**Set exercise**
Copy out the listing in full, exactly as written, but not its pictures.

**Supplied material**
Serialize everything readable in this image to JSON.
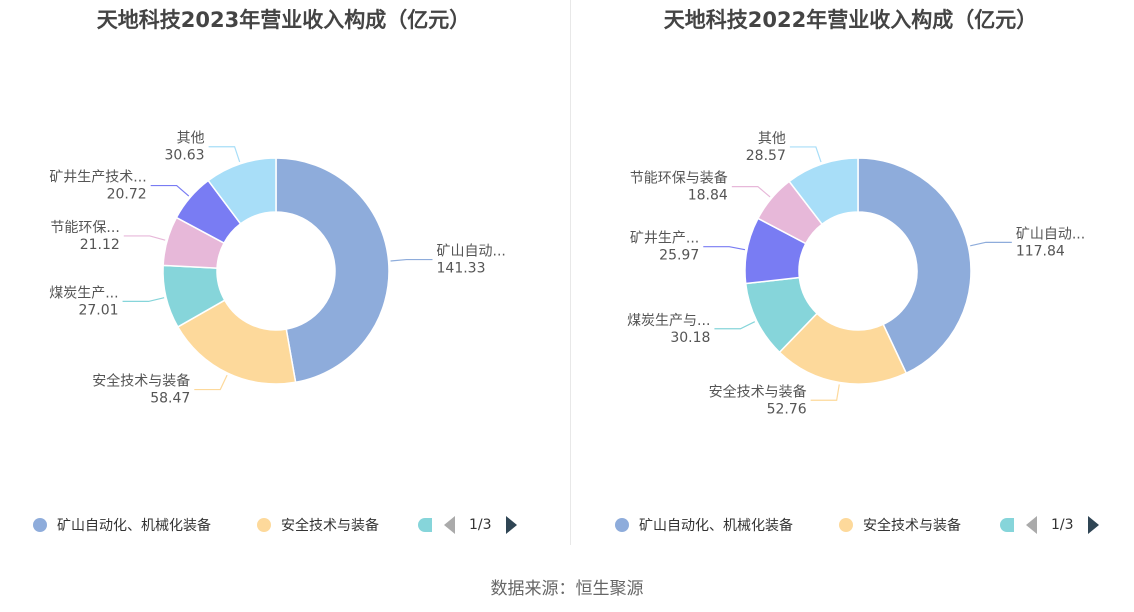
{
  "chart_data": [
    {
      "type": "pie",
      "variant": "donut",
      "title": "天地科技2023年营业收入构成（亿元）",
      "slices": [
        {
          "name": "矿山自动化、机械化装备",
          "label": "矿山自动...",
          "value": 141.33,
          "value_text": "141.33",
          "color": "#8eacdb"
        },
        {
          "name": "安全技术与装备",
          "label": "安全技术与装备",
          "value": 58.47,
          "value_text": "58.47",
          "color": "#fdd99b"
        },
        {
          "name": "煤炭生产",
          "label": "煤炭生产...",
          "value": 27.01,
          "value_text": "27.01",
          "color": "#86d5da"
        },
        {
          "name": "节能环保",
          "label": "节能环保...",
          "value": 21.12,
          "value_text": "21.12",
          "color": "#e7b8d9"
        },
        {
          "name": "矿井生产技术",
          "label": "矿井生产技术...",
          "value": 20.72,
          "value_text": "20.72",
          "color": "#797cf3"
        },
        {
          "name": "其他",
          "label": "其他",
          "value": 30.63,
          "value_text": "30.63",
          "color": "#a8def8"
        }
      ],
      "legend": {
        "position": "bottom",
        "items": [
          "矿山自动化、机械化装备",
          "安全技术与装备"
        ],
        "page": "1/3"
      }
    },
    {
      "type": "pie",
      "variant": "donut",
      "title": "天地科技2022年营业收入构成（亿元）",
      "slices": [
        {
          "name": "矿山自动化、机械化装备",
          "label": "矿山自动...",
          "value": 117.84,
          "value_text": "117.84",
          "color": "#8eacdb"
        },
        {
          "name": "安全技术与装备",
          "label": "安全技术与装备",
          "value": 52.76,
          "value_text": "52.76",
          "color": "#fdd99b"
        },
        {
          "name": "煤炭生产与",
          "label": "煤炭生产与...",
          "value": 30.18,
          "value_text": "30.18",
          "color": "#86d5da"
        },
        {
          "name": "矿井生产",
          "label": "矿井生产...",
          "value": 25.97,
          "value_text": "25.97",
          "color": "#797cf3"
        },
        {
          "name": "节能环保与装备",
          "label": "节能环保与装备",
          "value": 18.84,
          "value_text": "18.84",
          "color": "#e7b8d9"
        },
        {
          "name": "其他",
          "label": "其他",
          "value": 28.57,
          "value_text": "28.57",
          "color": "#a8def8"
        }
      ],
      "legend": {
        "position": "bottom",
        "items": [
          "矿山自动化、机械化装备",
          "安全技术与装备"
        ],
        "page": "1/3"
      }
    }
  ],
  "footer": {
    "source": "数据来源：恒生聚源"
  }
}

**Result for this task**
Serialize everything readable in this image to JSON.
{
  "chart_data": [
    {
      "type": "pie",
      "variant": "donut",
      "title": "天地科技2023年营业收入构成（亿元）",
      "slices": [
        {
          "name": "矿山自动化、机械化装备",
          "label": "矿山自动...",
          "value": 141.33,
          "value_text": "141.33",
          "color": "#8eacdb"
        },
        {
          "name": "安全技术与装备",
          "label": "安全技术与装备",
          "value": 58.47,
          "value_text": "58.47",
          "color": "#fdd99b"
        },
        {
          "name": "煤炭生产",
          "label": "煤炭生产...",
          "value": 27.01,
          "value_text": "27.01",
          "color": "#86d5da"
        },
        {
          "name": "节能环保",
          "label": "节能环保...",
          "value": 21.12,
          "value_text": "21.12",
          "color": "#e7b8d9"
        },
        {
          "name": "矿井生产技术",
          "label": "矿井生产技术...",
          "value": 20.72,
          "value_text": "20.72",
          "color": "#797cf3"
        },
        {
          "name": "其他",
          "label": "其他",
          "value": 30.63,
          "value_text": "30.63",
          "color": "#a8def8"
        }
      ],
      "legend": {
        "position": "bottom",
        "items": [
          "矿山自动化、机械化装备",
          "安全技术与装备"
        ],
        "page": "1/3"
      }
    },
    {
      "type": "pie",
      "variant": "donut",
      "title": "天地科技2022年营业收入构成（亿元）",
      "slices": [
        {
          "name": "矿山自动化、机械化装备",
          "label": "矿山自动...",
          "value": 117.84,
          "value_text": "117.84",
          "color": "#8eacdb"
        },
        {
          "name": "安全技术与装备",
          "label": "安全技术与装备",
          "value": 52.76,
          "value_text": "52.76",
          "color": "#fdd99b"
        },
        {
          "name": "煤炭生产与",
          "label": "煤炭生产与...",
          "value": 30.18,
          "value_text": "30.18",
          "color": "#86d5da"
        },
        {
          "name": "矿井生产",
          "label": "矿井生产...",
          "value": 25.97,
          "value_text": "25.97",
          "color": "#797cf3"
        },
        {
          "name": "节能环保与装备",
          "label": "节能环保与装备",
          "value": 18.84,
          "value_text": "18.84",
          "color": "#e7b8d9"
        },
        {
          "name": "其他",
          "label": "其他",
          "value": 28.57,
          "value_text": "28.57",
          "color": "#a8def8"
        }
      ],
      "legend": {
        "position": "bottom",
        "items": [
          "矿山自动化、机械化装备",
          "安全技术与装备"
        ],
        "page": "1/3"
      }
    }
  ],
  "footer": {
    "source": "数据来源：恒生聚源"
  }
}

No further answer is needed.